## STATED EXERCISE
Exactly reproduce each record listed below.

## THE INPUT
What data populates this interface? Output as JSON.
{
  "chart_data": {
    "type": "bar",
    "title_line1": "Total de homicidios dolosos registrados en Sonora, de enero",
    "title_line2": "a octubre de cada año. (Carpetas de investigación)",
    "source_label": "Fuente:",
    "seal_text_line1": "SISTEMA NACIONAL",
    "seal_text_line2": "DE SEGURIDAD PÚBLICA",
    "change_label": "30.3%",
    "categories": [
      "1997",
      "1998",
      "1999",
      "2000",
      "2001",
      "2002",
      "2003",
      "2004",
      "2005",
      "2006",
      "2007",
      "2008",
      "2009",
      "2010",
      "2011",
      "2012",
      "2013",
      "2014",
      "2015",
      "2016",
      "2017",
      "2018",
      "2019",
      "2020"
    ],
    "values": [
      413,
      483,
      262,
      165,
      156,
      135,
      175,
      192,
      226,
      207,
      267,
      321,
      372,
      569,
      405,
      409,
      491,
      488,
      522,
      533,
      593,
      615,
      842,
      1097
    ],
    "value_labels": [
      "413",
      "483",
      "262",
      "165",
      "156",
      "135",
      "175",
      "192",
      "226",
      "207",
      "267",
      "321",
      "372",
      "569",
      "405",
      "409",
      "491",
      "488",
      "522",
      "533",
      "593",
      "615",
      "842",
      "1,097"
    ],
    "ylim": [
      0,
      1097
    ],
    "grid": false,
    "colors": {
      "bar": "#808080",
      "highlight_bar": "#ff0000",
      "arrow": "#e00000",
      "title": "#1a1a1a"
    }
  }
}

## FULL SOLUTION
What data populates this interface? Output as JSON.
{
  "chart_data": {
    "type": "bar",
    "title_line1": "Total de homicidios dolosos registrados en Sonora, de enero",
    "title_line2": "a octubre de cada año. (Carpetas de investigación)",
    "source_label": "Fuente:",
    "seal_text_line1": "SISTEMA NACIONAL",
    "seal_text_line2": "DE SEGURIDAD PÚBLICA",
    "change_label": "30.3%",
    "categories": [
      "1997",
      "1998",
      "1999",
      "2000",
      "2001",
      "2002",
      "2003",
      "2004",
      "2005",
      "2006",
      "2007",
      "2008",
      "2009",
      "2010",
      "2011",
      "2012",
      "2013",
      "2014",
      "2015",
      "2016",
      "2017",
      "2018",
      "2019",
      "2020"
    ],
    "values": [
      413,
      483,
      262,
      165,
      156,
      135,
      175,
      192,
      226,
      207,
      267,
      321,
      372,
      569,
      405,
      409,
      491,
      488,
      522,
      533,
      593,
      615,
      842,
      1097
    ],
    "value_labels": [
      "413",
      "483",
      "262",
      "165",
      "156",
      "135",
      "175",
      "192",
      "226",
      "207",
      "267",
      "321",
      "372",
      "569",
      "405",
      "409",
      "491",
      "488",
      "522",
      "533",
      "593",
      "615",
      "842",
      "1,097"
    ],
    "ylim": [
      0,
      1097
    ],
    "grid": false,
    "colors": {
      "bar": "#808080",
      "highlight_bar": "#ff0000",
      "arrow": "#e00000",
      "title": "#1a1a1a"
    }
  }
}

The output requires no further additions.